:: Written instruction ::
Find and return each line containing "moves".

:: Records for this task ::
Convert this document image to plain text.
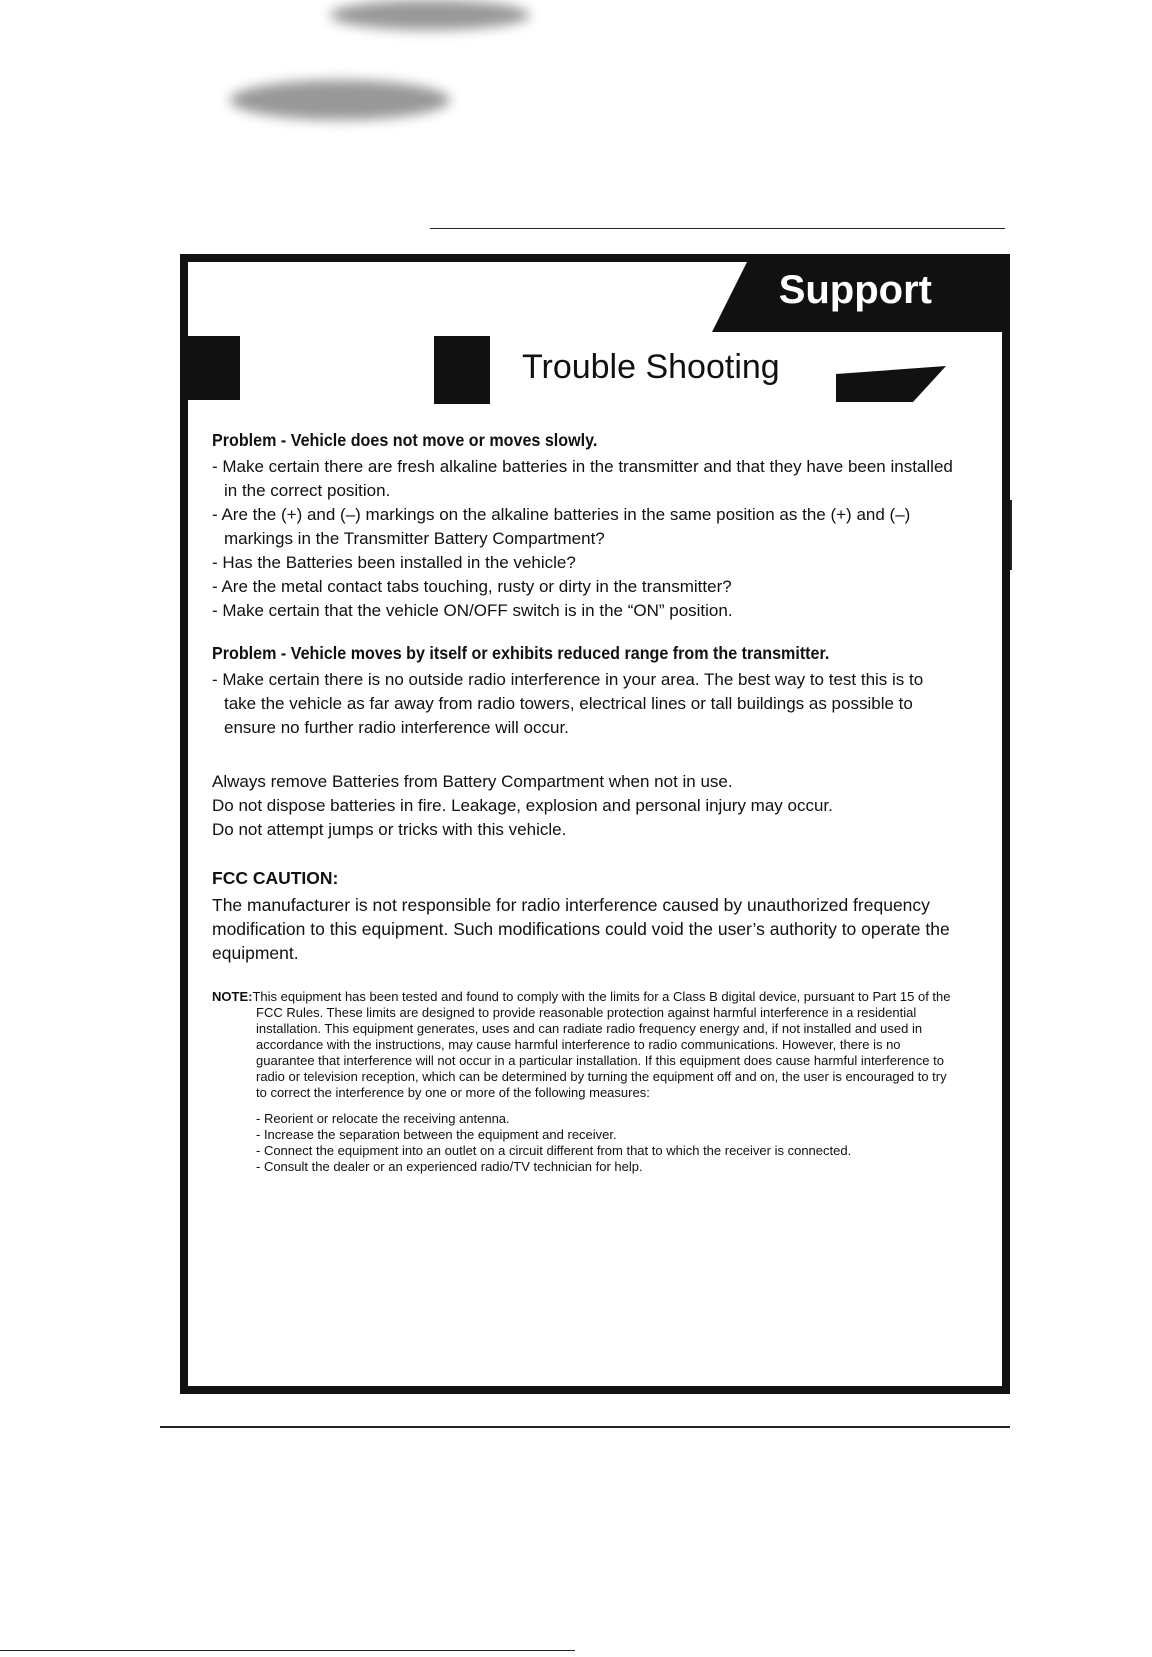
Support
Trouble Shooting

Problem - Vehicle does not move or moves slowly.

- Make certain there are fresh alkaline batteries in the transmitter and that they have been installed in the correct position.

- Are the (+) and (–) markings on the alkaline batteries in the same position as the (+) and (–) markings in the Transmitter Battery Compartment?

- Has the Batteries been installed in the vehicle?

- Are the metal contact tabs touching, rusty or dirty in the transmitter?

- Make certain that the vehicle ON/OFF switch is in the “ON” position.

Problem - Vehicle moves by itself or exhibits reduced range from the transmitter.

- Make certain there is no outside radio interference in your area. The best way to test this is to take the vehicle as far away from radio towers, electrical lines or tall buildings as possible to ensure no further radio interference will occur.

Always remove Batteries from Battery Compartment when not in use.

Do not dispose batteries in fire. Leakage, explosion and personal injury may occur.

Do not attempt jumps or tricks with this vehicle.

FCC CAUTION:

The manufacturer is not responsible for radio interference caused by unauthorized frequency modification to this equipment. Such modifications could void the user’s authority to operate the equipment.

NOTE:This equipment has been tested and found to comply with the limits for a Class B digital device, pursuant to Part 15 of the FCC Rules. These limits are designed to provide reasonable protection against harmful interference in a residential installation. This equipment generates, uses and can radiate radio frequency energy and, if not installed and used in accordance with the instructions, may cause harmful interference to radio communications. However, there is no guarantee that interference will not occur in a particular installation. If this equipment does cause harmful interference to radio or television reception, which can be determined by turning the equipment off and on, the user is encouraged to try to correct the interference by one or more of the following measures:

- Reorient or relocate the receiving antenna.

- Increase the separation between the equipment and receiver.

- Connect the equipment into an outlet on a circuit different from that to which the receiver is connected.

- Consult the dealer or an experienced radio/TV technician for help.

:: Final answer ::
Problem - Vehicle does not move or moves slowly.
Problem - Vehicle moves by itself or exhibits reduced range from the transmitter.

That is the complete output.